• [DIRECTIONS FOR THIS TASK]
Switch "Total speed" to "Combined speed" throughout the entries, then reproduce the lines with nothing else altered.
* BEGIN PROVIDED ENTRIES *
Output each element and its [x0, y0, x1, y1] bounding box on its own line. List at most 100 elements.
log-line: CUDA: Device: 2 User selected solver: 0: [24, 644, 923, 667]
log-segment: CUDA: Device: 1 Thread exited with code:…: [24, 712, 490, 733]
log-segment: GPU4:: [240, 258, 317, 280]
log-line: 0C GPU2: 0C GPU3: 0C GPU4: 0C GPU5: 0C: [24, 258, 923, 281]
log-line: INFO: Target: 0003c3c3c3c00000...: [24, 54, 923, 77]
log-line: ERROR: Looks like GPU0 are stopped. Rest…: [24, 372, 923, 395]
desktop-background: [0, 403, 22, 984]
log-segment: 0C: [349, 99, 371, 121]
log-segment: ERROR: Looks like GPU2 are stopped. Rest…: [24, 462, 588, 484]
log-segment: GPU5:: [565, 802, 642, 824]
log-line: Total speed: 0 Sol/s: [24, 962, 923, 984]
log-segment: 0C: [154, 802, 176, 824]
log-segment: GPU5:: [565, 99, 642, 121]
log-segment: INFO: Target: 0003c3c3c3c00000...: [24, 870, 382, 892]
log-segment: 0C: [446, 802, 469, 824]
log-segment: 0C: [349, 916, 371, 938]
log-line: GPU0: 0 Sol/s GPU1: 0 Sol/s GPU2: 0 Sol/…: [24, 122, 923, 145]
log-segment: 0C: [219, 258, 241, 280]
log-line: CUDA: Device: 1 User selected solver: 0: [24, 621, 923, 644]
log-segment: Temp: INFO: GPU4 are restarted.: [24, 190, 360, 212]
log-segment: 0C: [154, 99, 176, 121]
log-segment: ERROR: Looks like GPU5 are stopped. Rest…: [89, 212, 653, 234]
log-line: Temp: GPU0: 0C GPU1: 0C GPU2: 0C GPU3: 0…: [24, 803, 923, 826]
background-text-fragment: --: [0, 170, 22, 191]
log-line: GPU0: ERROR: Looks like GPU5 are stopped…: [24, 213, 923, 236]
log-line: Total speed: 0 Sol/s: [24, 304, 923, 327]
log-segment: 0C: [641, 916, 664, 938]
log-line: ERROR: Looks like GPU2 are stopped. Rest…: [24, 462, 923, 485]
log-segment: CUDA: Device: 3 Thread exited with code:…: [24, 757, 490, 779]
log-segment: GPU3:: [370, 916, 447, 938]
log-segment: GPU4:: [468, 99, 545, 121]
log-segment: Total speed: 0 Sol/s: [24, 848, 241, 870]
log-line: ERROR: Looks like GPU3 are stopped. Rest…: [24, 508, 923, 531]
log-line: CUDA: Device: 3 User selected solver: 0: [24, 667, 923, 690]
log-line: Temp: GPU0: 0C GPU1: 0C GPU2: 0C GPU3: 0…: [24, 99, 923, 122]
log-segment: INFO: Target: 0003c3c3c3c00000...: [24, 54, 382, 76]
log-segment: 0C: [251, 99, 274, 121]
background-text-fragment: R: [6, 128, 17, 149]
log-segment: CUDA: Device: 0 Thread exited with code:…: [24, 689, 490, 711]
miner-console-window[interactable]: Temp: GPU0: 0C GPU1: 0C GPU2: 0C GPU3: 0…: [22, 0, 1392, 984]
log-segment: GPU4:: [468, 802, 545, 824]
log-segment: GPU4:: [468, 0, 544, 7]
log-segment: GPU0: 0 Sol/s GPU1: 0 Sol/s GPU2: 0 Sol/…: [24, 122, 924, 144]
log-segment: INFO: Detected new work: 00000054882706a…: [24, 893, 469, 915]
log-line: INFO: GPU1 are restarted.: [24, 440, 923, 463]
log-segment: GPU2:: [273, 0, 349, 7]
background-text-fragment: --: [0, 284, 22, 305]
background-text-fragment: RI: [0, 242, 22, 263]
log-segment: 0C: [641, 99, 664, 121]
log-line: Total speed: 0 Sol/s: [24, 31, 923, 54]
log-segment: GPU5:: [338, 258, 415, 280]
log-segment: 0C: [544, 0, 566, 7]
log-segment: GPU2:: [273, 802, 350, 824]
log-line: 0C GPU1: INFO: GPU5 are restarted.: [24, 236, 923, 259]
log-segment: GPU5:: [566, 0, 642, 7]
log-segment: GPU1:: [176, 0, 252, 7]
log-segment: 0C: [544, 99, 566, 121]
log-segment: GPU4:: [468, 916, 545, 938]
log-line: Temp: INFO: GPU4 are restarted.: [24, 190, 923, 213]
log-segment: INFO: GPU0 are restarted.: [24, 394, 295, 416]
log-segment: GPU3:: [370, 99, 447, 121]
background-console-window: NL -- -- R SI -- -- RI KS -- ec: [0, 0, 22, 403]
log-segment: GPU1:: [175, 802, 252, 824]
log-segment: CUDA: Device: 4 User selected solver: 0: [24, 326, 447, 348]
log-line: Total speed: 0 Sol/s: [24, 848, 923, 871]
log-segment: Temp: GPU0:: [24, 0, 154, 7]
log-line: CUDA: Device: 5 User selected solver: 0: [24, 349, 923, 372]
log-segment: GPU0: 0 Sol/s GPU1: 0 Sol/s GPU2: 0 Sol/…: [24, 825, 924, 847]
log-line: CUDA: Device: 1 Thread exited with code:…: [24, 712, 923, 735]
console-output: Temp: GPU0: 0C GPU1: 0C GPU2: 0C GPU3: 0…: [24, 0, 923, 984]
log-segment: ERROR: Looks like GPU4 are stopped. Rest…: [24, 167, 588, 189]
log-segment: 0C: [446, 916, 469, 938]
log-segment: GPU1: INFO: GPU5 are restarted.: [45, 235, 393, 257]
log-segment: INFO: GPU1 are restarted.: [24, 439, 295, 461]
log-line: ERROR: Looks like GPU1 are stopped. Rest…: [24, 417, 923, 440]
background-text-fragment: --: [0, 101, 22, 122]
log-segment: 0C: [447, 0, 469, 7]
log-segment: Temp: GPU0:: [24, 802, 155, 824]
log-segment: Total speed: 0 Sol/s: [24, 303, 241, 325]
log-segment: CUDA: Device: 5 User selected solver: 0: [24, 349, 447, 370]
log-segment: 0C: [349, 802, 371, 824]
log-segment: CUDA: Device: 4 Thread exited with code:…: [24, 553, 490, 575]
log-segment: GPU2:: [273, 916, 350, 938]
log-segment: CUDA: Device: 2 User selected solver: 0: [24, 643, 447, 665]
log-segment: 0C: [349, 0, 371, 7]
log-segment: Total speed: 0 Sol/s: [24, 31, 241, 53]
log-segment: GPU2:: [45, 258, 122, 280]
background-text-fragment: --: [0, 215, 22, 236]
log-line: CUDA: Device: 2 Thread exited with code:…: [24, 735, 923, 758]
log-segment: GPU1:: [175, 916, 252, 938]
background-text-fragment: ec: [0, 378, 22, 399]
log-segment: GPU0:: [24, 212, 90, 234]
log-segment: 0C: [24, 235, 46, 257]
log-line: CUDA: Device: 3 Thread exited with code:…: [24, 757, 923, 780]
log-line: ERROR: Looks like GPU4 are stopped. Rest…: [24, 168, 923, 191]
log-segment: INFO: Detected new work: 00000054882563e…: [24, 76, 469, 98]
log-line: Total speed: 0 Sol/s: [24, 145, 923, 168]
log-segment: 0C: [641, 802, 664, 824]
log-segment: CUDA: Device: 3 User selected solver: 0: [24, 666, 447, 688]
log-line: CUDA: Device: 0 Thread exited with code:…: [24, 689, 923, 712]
* END PROVIDED ENTRIES *
• [RESPONSE]
Output each element and its [x0, y0, x1, y1] bounding box on its own line. List at most 100 elements.
log-line: CUDA: Device: 2 User selected solver: 0: [24, 644, 923, 667]
log-segment: CUDA: Device: 1 Thread exited with code:…: [24, 712, 490, 733]
log-segment: GPU4:: [240, 258, 317, 280]
log-line: 0C GPU2: 0C GPU3: 0C GPU4: 0C GPU5: 0C: [24, 258, 923, 281]
log-line: INFO: Target: 0003c3c3c3c00000...: [24, 54, 923, 77]
log-line: ERROR: Looks like GPU0 are stopped. Rest…: [24, 372, 923, 395]
desktop-background: [0, 403, 22, 984]
log-segment: 0C: [349, 99, 371, 121]
log-segment: ERROR: Looks like GPU2 are stopped. Rest…: [24, 462, 588, 484]
log-segment: GPU5:: [565, 802, 642, 824]
log-line: Combined speed: 0 Sol/s: [24, 962, 923, 984]
log-segment: 0C: [154, 802, 176, 824]
log-segment: GPU5:: [565, 99, 642, 121]
log-segment: INFO: Target: 0003c3c3c3c00000...: [24, 870, 382, 892]
log-segment: 0C: [446, 802, 469, 824]
log-segment: 0C: [349, 916, 371, 938]
log-line: GPU0: 0 Sol/s GPU1: 0 Sol/s GPU2: 0 Sol/…: [24, 122, 923, 145]
log-segment: 0C: [219, 258, 241, 280]
log-line: CUDA: Device: 1 User selected solver: 0: [24, 621, 923, 644]
log-segment: Temp: INFO: GPU4 are restarted.: [24, 190, 360, 212]
log-segment: 0C: [154, 99, 176, 121]
log-segment: ERROR: Looks like GPU5 are stopped. Rest…: [89, 212, 653, 234]
log-line: Temp: GPU0: 0C GPU1: 0C GPU2: 0C GPU3: 0…: [24, 803, 923, 826]
background-text-fragment: --: [0, 170, 22, 191]
log-line: GPU0: ERROR: Looks like GPU5 are stopped…: [24, 213, 923, 236]
log-line: Combined speed: 0 Sol/s: [24, 304, 923, 327]
log-segment: 0C: [641, 916, 664, 938]
log-line: ERROR: Looks like GPU2 are stopped. Rest…: [24, 462, 923, 485]
log-segment: CUDA: Device: 3 Thread exited with code:…: [24, 757, 490, 779]
log-segment: GPU3:: [370, 916, 447, 938]
log-segment: GPU4:: [468, 99, 545, 121]
log-segment: Combined speed: 0 Sol/s: [24, 848, 241, 870]
log-line: ERROR: Looks like GPU3 are stopped. Rest…: [24, 508, 923, 531]
log-line: CUDA: Device: 3 User selected solver: 0: [24, 667, 923, 690]
log-line: Temp: GPU0: 0C GPU1: 0C GPU2: 0C GPU3: 0…: [24, 99, 923, 122]
log-segment: INFO: Target: 0003c3c3c3c00000...: [24, 54, 382, 76]
log-segment: 0C: [251, 99, 274, 121]
background-text-fragment: R: [6, 128, 17, 149]
log-segment: CUDA: Device: 0 Thread exited with code:…: [24, 689, 490, 711]
miner-console-window[interactable]: Temp: GPU0: 0C GPU1: 0C GPU2: 0C GPU3: 0…: [22, 0, 1392, 984]
log-segment: GPU4:: [468, 802, 545, 824]
log-segment: GPU4:: [468, 0, 544, 7]
log-segment: GPU0: 0 Sol/s GPU1: 0 Sol/s GPU2: 0 Sol/…: [24, 122, 924, 144]
log-segment: INFO: Detected new work: 00000054882706a…: [24, 893, 469, 915]
log-line: INFO: GPU1 are restarted.: [24, 440, 923, 463]
log-segment: GPU2:: [273, 0, 349, 7]
background-text-fragment: --: [0, 284, 22, 305]
background-text-fragment: RI: [0, 242, 22, 263]
log-segment: 0C: [641, 99, 664, 121]
log-line: Combined speed: 0 Sol/s: [24, 31, 923, 54]
log-segment: GPU5:: [338, 258, 415, 280]
log-segment: 0C: [544, 0, 566, 7]
log-segment: GPU2:: [273, 802, 350, 824]
log-line: 0C GPU1: INFO: GPU5 are restarted.: [24, 236, 923, 259]
log-segment: GPU5:: [566, 0, 642, 7]
log-segment: GPU1:: [176, 0, 252, 7]
log-segment: 0C: [544, 99, 566, 121]
log-segment: GPU4:: [468, 916, 545, 938]
log-line: Temp: INFO: GPU4 are restarted.: [24, 190, 923, 213]
log-segment: INFO: GPU0 are restarted.: [24, 394, 295, 416]
log-segment: GPU3:: [370, 99, 447, 121]
background-console-window: NL -- -- R SI -- -- RI KS -- ec: [0, 0, 22, 403]
log-segment: GPU1:: [175, 802, 252, 824]
log-segment: CUDA: Device: 4 User selected solver: 0: [24, 326, 447, 348]
log-line: Combined speed: 0 Sol/s: [24, 848, 923, 871]
log-segment: Temp: GPU0:: [24, 0, 154, 7]
log-line: CUDA: Device: 5 User selected solver: 0: [24, 349, 923, 372]
log-segment: GPU0: 0 Sol/s GPU1: 0 Sol/s GPU2: 0 Sol/…: [24, 825, 924, 847]
log-line: CUDA: Device: 1 Thread exited with code:…: [24, 712, 923, 735]
console-output: Temp: GPU0: 0C GPU1: 0C GPU2: 0C GPU3: 0…: [24, 0, 923, 984]
log-segment: ERROR: Looks like GPU4 are stopped. Rest…: [24, 167, 588, 189]
log-segment: 0C: [446, 916, 469, 938]
log-segment: GPU1: INFO: GPU5 are restarted.: [45, 235, 393, 257]
log-segment: INFO: GPU1 are restarted.: [24, 439, 295, 461]
log-line: ERROR: Looks like GPU1 are stopped. Rest…: [24, 417, 923, 440]
background-text-fragment: --: [0, 101, 22, 122]
log-segment: 0C: [447, 0, 469, 7]
log-segment: Temp: GPU0:: [24, 802, 155, 824]
log-segment: Combined speed: 0 Sol/s: [24, 303, 241, 325]
log-segment: CUDA: Device: 5 User selected solver: 0: [24, 349, 447, 370]
log-segment: 0C: [349, 802, 371, 824]
log-segment: CUDA: Device: 4 Thread exited with code:…: [24, 553, 490, 575]
log-segment: GPU2:: [273, 916, 350, 938]
log-segment: CUDA: Device: 2 User selected solver: 0: [24, 643, 447, 665]
log-segment: 0C: [349, 0, 371, 7]
log-segment: Combined speed: 0 Sol/s: [24, 31, 241, 53]
log-segment: GPU2:: [45, 258, 122, 280]
background-text-fragment: --: [0, 215, 22, 236]
log-line: CUDA: Device: 2 Thread exited with code:…: [24, 735, 923, 758]
log-segment: GPU1:: [175, 916, 252, 938]
background-text-fragment: ec: [0, 378, 22, 399]
log-segment: GPU0:: [24, 212, 90, 234]
log-segment: 0C: [24, 235, 46, 257]
log-line: CUDA: Device: 3 Thread exited with code:…: [24, 757, 923, 780]
log-line: ERROR: Looks like GPU4 are stopped. Rest…: [24, 168, 923, 191]
log-segment: INFO: Detected new work: 00000054882563e…: [24, 76, 469, 98]
log-line: Combined speed: 0 Sol/s: [24, 145, 923, 168]
log-segment: 0C: [641, 802, 664, 824]
log-segment: CUDA: Device: 3 User selected solver: 0: [24, 666, 447, 688]
log-line: CUDA: Device: 0 Thread exited with code:…: [24, 689, 923, 712]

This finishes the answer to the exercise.